> **BRIEF**: Convert the listing, from its first line through the line containing "candle bbox=[581, 310, 608, 470]", into a JSON list of strings with one string per line and no blank lines.
_ _ _ _ _ _ _
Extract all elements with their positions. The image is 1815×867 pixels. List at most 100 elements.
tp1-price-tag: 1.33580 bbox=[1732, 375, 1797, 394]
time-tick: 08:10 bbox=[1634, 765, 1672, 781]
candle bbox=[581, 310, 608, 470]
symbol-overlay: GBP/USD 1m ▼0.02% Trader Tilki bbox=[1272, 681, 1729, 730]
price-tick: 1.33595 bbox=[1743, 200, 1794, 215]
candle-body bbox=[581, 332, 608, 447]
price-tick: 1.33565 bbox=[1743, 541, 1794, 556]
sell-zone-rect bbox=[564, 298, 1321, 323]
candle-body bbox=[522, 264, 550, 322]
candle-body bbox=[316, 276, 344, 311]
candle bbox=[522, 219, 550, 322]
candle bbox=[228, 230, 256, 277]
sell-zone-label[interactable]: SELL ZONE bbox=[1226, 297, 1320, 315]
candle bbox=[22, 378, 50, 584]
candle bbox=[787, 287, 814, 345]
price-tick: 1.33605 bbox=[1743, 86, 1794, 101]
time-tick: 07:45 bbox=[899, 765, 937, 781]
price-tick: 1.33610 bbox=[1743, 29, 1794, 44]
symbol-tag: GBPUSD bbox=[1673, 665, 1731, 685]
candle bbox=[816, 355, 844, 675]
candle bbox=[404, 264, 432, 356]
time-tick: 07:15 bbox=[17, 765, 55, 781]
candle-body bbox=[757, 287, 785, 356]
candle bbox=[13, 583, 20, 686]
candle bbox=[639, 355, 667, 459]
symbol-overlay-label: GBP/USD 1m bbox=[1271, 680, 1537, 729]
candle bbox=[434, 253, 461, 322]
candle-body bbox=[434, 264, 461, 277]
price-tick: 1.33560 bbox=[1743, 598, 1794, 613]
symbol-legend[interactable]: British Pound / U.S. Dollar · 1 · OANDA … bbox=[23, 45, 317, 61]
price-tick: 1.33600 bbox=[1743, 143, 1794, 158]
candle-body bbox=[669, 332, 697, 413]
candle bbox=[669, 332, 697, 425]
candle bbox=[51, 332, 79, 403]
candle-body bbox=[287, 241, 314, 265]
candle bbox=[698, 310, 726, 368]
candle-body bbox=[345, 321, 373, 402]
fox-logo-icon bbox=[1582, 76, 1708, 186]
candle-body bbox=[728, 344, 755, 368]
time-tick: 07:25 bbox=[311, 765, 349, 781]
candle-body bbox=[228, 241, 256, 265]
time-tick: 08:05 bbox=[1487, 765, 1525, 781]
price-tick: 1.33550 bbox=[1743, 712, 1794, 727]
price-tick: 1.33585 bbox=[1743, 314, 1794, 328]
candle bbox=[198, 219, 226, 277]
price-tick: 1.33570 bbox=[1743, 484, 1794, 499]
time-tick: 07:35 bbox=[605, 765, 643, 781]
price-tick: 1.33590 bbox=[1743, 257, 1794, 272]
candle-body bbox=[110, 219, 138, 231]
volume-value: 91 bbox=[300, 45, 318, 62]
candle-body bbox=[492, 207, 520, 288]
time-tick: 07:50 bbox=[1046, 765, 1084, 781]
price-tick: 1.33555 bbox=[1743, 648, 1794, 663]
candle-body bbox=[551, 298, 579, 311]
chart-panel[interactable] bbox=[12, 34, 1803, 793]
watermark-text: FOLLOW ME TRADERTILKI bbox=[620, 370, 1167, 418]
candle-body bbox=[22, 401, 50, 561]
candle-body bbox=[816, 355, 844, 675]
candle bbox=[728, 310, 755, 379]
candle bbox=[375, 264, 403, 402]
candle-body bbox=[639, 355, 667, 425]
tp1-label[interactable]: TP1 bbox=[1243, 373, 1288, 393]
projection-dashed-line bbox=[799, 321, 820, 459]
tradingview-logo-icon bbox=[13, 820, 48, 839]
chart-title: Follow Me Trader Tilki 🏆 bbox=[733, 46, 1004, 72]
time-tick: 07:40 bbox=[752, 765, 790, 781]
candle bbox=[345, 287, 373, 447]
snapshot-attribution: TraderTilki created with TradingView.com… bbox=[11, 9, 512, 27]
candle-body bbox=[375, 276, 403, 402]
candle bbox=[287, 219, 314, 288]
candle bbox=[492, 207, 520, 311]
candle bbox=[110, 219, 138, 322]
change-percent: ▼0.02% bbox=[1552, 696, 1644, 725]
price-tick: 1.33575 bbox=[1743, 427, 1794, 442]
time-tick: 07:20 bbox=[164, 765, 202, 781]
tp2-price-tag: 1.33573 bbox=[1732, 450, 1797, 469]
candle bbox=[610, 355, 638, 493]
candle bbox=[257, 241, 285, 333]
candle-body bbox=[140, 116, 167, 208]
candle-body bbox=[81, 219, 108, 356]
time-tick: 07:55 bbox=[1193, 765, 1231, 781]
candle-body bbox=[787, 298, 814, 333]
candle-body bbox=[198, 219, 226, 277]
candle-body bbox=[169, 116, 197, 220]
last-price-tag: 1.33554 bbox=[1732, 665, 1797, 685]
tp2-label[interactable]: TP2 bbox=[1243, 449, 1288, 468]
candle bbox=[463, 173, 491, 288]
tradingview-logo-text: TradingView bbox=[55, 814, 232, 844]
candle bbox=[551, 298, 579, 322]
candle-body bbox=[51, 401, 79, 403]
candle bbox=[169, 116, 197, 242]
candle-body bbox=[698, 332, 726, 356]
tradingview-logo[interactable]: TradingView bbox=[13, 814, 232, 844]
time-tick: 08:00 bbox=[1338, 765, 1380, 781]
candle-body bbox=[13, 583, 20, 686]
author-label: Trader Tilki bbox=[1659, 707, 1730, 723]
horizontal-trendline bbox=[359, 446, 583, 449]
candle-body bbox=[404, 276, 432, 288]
_ _ _ _ _ _ _
> **TASK OUTPUT**:
[
  "Extract all elements with their positions. The image is 1815×867 pixels. List at most 100 elements.",
  "tp1-price-tag: 1.33580 bbox=[1732, 375, 1797, 394]",
  "time-tick: 08:10 bbox=[1634, 765, 1672, 781]",
  "candle bbox=[581, 310, 608, 470]"
]